# SHORT EXERCISE
Retype the material word for word.

# EXTRACTED INFORMATION

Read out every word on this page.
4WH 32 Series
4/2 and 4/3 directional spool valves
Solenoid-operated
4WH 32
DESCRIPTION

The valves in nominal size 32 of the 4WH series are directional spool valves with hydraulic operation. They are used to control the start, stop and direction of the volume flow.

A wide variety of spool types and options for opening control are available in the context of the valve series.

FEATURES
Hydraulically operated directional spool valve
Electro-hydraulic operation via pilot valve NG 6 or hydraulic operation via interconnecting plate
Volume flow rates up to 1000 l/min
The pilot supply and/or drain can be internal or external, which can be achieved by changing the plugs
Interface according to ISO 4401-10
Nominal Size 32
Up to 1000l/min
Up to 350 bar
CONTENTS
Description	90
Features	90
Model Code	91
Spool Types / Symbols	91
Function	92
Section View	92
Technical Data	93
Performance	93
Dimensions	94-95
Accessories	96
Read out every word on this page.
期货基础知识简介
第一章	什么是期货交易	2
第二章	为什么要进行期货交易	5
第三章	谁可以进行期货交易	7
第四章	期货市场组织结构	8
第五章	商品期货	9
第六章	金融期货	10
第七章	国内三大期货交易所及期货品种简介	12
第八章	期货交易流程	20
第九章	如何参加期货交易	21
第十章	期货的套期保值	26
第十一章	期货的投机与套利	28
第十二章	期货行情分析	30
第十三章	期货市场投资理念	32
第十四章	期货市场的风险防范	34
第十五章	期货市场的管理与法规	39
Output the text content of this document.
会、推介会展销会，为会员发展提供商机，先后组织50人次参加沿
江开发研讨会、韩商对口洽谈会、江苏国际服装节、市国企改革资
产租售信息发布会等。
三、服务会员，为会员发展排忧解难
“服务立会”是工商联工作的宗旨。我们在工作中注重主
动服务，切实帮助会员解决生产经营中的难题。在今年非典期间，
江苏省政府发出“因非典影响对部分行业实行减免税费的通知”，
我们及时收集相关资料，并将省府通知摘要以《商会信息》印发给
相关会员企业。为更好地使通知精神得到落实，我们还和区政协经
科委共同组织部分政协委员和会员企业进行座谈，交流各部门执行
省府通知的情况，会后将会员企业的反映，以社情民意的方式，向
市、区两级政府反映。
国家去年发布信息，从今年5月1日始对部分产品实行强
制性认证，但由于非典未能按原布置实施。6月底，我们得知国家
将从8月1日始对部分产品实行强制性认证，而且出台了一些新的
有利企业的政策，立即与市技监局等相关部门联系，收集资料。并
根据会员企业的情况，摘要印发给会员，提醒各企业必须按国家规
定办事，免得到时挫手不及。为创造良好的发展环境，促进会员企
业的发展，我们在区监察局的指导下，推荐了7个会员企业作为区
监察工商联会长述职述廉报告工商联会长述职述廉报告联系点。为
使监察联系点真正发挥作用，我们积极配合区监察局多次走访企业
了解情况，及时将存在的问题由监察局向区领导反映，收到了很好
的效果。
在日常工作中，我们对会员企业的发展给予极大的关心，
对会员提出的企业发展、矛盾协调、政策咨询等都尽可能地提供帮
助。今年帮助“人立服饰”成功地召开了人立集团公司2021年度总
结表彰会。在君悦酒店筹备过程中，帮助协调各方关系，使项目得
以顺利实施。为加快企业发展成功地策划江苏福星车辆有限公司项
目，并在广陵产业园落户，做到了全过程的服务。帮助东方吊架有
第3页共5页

# FINISHED EXERCISE
Read out every word on this page.
4WH 32 Series
4/2 and 4/3 directional spool valves
Solenoid-operated
4WH 32
DESCRIPTION

The valves in nominal size 32 of the 4WH series are directional spool valves with hydraulic operation. They are used to control the start, stop and direction of the volume flow.

A wide variety of spool types and options for opening control are available in the context of the valve series.

FEATURES
Hydraulically operated directional spool valve
Electro-hydraulic operation via pilot valve NG 6 or hydraulic operation via interconnecting plate
Volume flow rates up to 1000 l/min
The pilot supply and/or drain can be internal or external, which can be achieved by changing the plugs
Interface according to ISO 4401-10
Nominal Size 32
Up to 1000l/min
Up to 350 bar
CONTENTS
Description	90
Features	90
Model Code	91
Spool Types / Symbols	91
Function	92
Section View	92
Technical Data	93
Performance	93
Dimensions	94-95
Accessories	96
Read out every word on this page.
期货基础知识简介
第一章	什么是期货交易	2
第二章	为什么要进行期货交易	5
第三章	谁可以进行期货交易	7
第四章	期货市场组织结构	8
第五章	商品期货	9
第六章	金融期货	10
第七章	国内三大期货交易所及期货品种简介	12
第八章	期货交易流程	20
第九章	如何参加期货交易	21
第十章	期货的套期保值	26
第十一章	期货的投机与套利	28
第十二章	期货行情分析	30
第十三章	期货市场投资理念	32
第十四章	期货市场的风险防范	34
第十五章	期货市场的管理与法规	39
Output the text content of this document.
会、推介会展销会，为会员发展提供商机，先后组织50人次参加沿
江开发研讨会、韩商对口洽谈会、江苏国际服装节、市国企改革资
产租售信息发布会等。
三、服务会员，为会员发展排忧解难
“服务立会”是工商联工作的宗旨。我们在工作中注重主
动服务，切实帮助会员解决生产经营中的难题。在今年非典期间，
江苏省政府发出“因非典影响对部分行业实行减免税费的通知”，
我们及时收集相关资料，并将省府通知摘要以《商会信息》印发给
相关会员企业。为更好地使通知精神得到落实，我们还和区政协经
科委共同组织部分政协委员和会员企业进行座谈，交流各部门执行
省府通知的情况，会后将会员企业的反映，以社情民意的方式，向
市、区两级政府反映。
国家去年发布信息，从今年5月1日始对部分产品实行强
制性认证，但由于非典未能按原布置实施。6月底，我们得知国家
将从8月1日始对部分产品实行强制性认证，而且出台了一些新的
有利企业的政策，立即与市技监局等相关部门联系，收集资料。并
根据会员企业的情况，摘要印发给会员，提醒各企业必须按国家规
定办事，免得到时挫手不及。为创造良好的发展环境，促进会员企
业的发展，我们在区监察局的指导下，推荐了7个会员企业作为区
监察工商联会长述职述廉报告工商联会长述职述廉报告联系点。为
使监察联系点真正发挥作用，我们积极配合区监察局多次走访企业
了解情况，及时将存在的问题由监察局向区领导反映，收到了很好
的效果。
在日常工作中，我们对会员企业的发展给予极大的关心，
对会员提出的企业发展、矛盾协调、政策咨询等都尽可能地提供帮
助。今年帮助“人立服饰”成功地召开了人立集团公司2021年度总
结表彰会。在君悦酒店筹备过程中，帮助协调各方关系，使项目得
以顺利实施。为加快企业发展成功地策划江苏福星车辆有限公司项
目，并在广陵产业园落户，做到了全过程的服务。帮助东方吊架有
第3页共5页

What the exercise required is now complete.